● **Task statement**:
Report the number of lines that hold the string "take". Leave out any other text.

(Dataset items)
— begin —

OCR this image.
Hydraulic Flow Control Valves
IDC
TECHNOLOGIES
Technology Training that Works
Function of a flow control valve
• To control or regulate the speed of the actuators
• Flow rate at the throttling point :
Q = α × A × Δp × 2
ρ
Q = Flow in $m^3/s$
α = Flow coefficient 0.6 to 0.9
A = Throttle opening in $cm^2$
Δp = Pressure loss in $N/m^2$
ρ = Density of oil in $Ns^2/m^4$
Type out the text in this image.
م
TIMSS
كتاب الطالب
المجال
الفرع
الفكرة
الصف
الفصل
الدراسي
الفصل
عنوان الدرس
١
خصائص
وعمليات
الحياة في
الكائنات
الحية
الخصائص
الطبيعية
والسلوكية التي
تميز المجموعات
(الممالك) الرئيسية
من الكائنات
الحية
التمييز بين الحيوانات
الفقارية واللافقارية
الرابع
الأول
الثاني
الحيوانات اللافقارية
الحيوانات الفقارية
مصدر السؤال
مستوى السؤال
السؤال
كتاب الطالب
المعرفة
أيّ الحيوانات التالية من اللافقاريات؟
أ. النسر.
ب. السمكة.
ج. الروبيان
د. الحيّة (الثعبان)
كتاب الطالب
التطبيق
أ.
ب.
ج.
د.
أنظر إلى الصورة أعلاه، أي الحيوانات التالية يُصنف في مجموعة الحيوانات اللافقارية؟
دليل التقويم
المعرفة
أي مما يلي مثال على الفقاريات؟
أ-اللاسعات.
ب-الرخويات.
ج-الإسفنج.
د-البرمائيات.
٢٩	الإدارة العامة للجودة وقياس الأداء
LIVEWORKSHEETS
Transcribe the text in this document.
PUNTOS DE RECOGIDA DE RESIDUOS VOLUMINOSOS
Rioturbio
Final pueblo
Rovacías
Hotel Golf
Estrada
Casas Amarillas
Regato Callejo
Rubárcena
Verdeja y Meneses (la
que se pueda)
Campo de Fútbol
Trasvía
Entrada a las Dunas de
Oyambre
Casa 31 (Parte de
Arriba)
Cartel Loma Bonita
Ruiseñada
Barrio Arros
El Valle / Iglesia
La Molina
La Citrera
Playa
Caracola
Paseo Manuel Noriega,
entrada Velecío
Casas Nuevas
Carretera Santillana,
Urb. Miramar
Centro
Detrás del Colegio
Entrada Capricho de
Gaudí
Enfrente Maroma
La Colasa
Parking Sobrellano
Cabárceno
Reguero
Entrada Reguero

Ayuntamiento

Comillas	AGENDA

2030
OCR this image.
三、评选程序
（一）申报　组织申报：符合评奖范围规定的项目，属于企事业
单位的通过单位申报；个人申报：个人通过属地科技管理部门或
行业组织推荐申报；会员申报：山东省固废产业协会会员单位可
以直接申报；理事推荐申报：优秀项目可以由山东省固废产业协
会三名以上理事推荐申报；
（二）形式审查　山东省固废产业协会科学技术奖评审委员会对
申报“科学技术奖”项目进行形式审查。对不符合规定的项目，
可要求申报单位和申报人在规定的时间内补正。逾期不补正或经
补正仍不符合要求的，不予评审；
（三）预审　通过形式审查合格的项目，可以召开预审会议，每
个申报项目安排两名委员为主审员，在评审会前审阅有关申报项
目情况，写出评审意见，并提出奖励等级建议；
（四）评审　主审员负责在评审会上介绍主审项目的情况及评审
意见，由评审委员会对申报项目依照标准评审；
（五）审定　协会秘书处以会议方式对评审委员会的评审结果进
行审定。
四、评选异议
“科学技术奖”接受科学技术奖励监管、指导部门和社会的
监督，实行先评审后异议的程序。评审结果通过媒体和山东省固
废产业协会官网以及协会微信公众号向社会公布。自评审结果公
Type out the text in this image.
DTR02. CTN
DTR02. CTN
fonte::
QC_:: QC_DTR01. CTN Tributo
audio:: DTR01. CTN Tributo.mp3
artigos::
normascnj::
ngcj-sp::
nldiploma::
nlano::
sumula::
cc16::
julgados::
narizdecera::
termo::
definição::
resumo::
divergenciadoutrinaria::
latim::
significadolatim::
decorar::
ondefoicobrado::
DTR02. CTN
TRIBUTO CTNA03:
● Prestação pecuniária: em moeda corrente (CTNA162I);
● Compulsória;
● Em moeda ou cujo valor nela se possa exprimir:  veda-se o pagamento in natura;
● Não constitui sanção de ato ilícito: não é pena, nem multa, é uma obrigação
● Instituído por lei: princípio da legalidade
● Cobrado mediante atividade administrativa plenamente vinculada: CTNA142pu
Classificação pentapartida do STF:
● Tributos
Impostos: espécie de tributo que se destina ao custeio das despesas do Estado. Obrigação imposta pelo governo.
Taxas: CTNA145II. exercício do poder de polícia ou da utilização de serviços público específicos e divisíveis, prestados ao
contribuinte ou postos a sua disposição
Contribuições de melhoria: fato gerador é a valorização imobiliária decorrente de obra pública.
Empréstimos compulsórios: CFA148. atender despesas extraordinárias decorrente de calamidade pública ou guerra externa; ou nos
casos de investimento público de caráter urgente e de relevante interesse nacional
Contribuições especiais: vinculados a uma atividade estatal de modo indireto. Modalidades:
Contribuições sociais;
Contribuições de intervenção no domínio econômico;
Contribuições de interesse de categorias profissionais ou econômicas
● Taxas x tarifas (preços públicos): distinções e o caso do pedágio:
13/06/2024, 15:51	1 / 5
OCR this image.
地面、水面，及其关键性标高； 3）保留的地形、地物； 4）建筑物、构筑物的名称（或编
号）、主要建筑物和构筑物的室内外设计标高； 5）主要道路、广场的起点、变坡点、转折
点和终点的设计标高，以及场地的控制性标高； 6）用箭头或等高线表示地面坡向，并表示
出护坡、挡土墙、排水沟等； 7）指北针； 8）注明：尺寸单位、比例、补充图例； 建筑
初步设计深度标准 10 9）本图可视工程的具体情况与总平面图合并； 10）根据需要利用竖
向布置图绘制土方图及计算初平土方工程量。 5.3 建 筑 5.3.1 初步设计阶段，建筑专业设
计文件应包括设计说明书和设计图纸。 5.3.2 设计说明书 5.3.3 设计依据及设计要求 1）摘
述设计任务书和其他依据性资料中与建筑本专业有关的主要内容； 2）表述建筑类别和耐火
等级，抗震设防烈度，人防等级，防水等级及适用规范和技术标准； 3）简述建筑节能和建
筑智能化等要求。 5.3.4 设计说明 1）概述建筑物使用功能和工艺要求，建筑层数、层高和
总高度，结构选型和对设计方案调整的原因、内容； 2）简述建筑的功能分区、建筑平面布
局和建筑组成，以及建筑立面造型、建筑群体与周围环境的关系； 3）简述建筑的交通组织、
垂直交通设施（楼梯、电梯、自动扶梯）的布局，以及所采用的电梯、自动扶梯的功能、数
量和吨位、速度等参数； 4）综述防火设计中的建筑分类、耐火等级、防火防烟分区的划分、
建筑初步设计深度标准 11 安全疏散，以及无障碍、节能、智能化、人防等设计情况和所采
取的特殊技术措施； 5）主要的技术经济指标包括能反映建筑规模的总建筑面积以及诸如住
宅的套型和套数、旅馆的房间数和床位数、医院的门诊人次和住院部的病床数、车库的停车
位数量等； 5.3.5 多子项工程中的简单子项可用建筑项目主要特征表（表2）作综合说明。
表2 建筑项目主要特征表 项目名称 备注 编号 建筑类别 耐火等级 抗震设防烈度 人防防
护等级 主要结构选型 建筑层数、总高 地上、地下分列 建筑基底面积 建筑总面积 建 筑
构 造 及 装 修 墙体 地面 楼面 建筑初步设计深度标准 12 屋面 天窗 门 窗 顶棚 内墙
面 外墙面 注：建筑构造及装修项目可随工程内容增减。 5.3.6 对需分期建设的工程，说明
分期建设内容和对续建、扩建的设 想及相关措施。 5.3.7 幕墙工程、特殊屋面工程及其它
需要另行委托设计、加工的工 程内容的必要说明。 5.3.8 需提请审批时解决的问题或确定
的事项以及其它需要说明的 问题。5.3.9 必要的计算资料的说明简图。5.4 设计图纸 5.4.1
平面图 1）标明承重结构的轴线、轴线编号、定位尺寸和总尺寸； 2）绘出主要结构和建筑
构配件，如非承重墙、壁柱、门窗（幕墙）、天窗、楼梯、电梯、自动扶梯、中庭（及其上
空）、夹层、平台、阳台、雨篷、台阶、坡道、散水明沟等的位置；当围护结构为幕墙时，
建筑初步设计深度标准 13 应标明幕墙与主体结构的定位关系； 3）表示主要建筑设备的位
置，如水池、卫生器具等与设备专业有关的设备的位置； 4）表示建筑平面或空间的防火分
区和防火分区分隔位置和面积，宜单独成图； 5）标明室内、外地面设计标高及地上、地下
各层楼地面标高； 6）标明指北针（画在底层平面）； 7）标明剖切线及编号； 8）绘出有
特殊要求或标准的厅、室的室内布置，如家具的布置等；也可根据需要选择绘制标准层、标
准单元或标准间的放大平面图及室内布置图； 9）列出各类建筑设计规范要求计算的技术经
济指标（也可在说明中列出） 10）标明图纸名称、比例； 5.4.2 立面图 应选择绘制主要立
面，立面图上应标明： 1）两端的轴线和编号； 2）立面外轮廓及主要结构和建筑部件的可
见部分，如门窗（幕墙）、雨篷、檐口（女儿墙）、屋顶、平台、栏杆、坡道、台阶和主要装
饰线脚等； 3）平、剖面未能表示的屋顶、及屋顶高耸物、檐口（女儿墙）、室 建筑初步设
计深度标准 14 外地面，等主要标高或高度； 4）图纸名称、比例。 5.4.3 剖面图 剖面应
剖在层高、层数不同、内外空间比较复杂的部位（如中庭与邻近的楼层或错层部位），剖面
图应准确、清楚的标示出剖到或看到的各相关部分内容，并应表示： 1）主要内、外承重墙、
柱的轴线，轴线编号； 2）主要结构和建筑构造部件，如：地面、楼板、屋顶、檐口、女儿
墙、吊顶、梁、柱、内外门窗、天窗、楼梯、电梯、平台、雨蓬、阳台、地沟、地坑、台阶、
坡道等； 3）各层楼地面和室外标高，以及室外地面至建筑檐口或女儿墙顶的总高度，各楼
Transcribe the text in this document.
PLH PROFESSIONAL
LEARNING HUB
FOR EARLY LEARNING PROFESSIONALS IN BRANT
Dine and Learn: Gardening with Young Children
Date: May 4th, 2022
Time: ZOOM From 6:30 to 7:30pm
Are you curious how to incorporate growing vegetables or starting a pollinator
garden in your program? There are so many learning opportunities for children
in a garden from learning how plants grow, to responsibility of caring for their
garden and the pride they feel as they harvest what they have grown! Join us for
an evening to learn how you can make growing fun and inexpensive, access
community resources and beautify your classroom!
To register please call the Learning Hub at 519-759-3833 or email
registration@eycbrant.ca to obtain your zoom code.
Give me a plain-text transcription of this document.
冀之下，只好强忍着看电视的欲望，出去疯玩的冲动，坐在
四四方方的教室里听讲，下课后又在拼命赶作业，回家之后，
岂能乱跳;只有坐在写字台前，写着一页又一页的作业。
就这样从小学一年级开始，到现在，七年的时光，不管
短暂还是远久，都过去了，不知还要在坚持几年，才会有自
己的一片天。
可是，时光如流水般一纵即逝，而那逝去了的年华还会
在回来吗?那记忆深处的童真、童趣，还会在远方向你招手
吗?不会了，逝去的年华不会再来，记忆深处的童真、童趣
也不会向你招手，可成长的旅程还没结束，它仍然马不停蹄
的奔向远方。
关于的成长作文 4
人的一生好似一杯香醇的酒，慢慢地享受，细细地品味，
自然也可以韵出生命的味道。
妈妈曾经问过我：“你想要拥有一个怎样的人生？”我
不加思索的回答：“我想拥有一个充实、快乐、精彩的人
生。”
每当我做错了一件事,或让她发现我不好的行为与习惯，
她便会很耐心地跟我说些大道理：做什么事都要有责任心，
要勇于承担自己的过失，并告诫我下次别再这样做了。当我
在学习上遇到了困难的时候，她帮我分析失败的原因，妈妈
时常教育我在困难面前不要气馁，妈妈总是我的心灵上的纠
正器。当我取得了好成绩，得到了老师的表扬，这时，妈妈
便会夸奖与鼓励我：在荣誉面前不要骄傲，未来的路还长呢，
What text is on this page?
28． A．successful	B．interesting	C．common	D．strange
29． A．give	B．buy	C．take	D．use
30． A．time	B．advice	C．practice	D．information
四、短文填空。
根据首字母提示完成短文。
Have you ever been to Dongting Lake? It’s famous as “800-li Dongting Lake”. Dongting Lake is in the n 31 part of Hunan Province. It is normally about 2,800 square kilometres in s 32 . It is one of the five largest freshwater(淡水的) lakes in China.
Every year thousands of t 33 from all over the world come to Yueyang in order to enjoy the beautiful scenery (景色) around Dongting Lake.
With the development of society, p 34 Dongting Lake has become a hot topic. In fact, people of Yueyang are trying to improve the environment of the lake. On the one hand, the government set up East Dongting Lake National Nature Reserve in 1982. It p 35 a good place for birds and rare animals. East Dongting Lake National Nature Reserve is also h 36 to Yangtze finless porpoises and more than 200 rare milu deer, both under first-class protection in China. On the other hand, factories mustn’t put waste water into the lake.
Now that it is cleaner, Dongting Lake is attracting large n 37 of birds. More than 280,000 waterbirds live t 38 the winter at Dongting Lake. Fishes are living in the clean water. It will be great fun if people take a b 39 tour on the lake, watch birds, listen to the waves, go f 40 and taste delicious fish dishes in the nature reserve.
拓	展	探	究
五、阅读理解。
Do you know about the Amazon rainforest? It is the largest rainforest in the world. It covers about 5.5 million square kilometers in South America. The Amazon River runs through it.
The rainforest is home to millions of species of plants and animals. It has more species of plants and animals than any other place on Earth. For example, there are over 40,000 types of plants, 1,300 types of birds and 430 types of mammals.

— end —

● **Result**:
2